*Exercise task*: Reproduce the entries below in full, word for word.

Collection entries:

|---|

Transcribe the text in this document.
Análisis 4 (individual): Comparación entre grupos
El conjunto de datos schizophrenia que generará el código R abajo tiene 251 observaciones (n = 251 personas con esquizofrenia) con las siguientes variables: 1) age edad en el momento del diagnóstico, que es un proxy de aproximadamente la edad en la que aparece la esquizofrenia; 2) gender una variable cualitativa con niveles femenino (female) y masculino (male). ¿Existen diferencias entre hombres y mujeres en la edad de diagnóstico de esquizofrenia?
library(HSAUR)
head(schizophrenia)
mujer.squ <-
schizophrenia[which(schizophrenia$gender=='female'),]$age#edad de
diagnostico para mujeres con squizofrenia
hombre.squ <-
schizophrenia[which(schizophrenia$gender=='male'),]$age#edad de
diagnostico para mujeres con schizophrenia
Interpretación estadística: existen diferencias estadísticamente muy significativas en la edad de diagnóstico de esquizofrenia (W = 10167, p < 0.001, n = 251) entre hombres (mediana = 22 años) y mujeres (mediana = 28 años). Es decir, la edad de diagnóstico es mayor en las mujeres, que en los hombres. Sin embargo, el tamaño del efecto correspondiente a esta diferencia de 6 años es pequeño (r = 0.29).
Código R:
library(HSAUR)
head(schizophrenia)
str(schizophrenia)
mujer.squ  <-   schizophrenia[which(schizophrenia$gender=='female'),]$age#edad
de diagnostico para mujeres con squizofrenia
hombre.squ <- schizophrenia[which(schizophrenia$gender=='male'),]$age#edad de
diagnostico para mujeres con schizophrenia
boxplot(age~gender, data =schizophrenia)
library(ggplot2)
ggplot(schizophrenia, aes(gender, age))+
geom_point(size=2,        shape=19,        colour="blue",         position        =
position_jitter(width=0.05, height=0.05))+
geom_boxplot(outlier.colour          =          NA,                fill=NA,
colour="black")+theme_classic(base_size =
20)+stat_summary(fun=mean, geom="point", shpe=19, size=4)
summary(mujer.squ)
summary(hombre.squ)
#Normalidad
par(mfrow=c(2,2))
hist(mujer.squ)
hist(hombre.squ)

|---|

*Full output*:
Transcribe the text in this document.
Análisis 4 (individual): Comparación entre grupos
El conjunto de datos schizophrenia que generará el código R abajo tiene 251 observaciones (n = 251 personas con esquizofrenia) con las siguientes variables: 1) age edad en el momento del diagnóstico, que es un proxy de aproximadamente la edad en la que aparece la esquizofrenia; 2) gender una variable cualitativa con niveles femenino (female) y masculino (male). ¿Existen diferencias entre hombres y mujeres en la edad de diagnóstico de esquizofrenia?
library(HSAUR)
head(schizophrenia)
mujer.squ <-
schizophrenia[which(schizophrenia$gender=='female'),]$age#edad de
diagnostico para mujeres con squizofrenia
hombre.squ <-
schizophrenia[which(schizophrenia$gender=='male'),]$age#edad de
diagnostico para mujeres con schizophrenia
Interpretación estadística: existen diferencias estadísticamente muy significativas en la edad de diagnóstico de esquizofrenia (W = 10167, p < 0.001, n = 251) entre hombres (mediana = 22 años) y mujeres (mediana = 28 años). Es decir, la edad de diagnóstico es mayor en las mujeres, que en los hombres. Sin embargo, el tamaño del efecto correspondiente a esta diferencia de 6 años es pequeño (r = 0.29).
Código R:
library(HSAUR)
head(schizophrenia)
str(schizophrenia)
mujer.squ  <-   schizophrenia[which(schizophrenia$gender=='female'),]$age#edad
de diagnostico para mujeres con squizofrenia
hombre.squ <- schizophrenia[which(schizophrenia$gender=='male'),]$age#edad de
diagnostico para mujeres con schizophrenia
boxplot(age~gender, data =schizophrenia)
library(ggplot2)
ggplot(schizophrenia, aes(gender, age))+
geom_point(size=2,        shape=19,        colour="blue",         position        =
position_jitter(width=0.05, height=0.05))+
geom_boxplot(outlier.colour          =          NA,                fill=NA,
colour="black")+theme_classic(base_size =
20)+stat_summary(fun=mean, geom="point", shpe=19, size=4)
summary(mujer.squ)
summary(hombre.squ)
#Normalidad
par(mfrow=c(2,2))
hist(mujer.squ)
hist(hombre.squ)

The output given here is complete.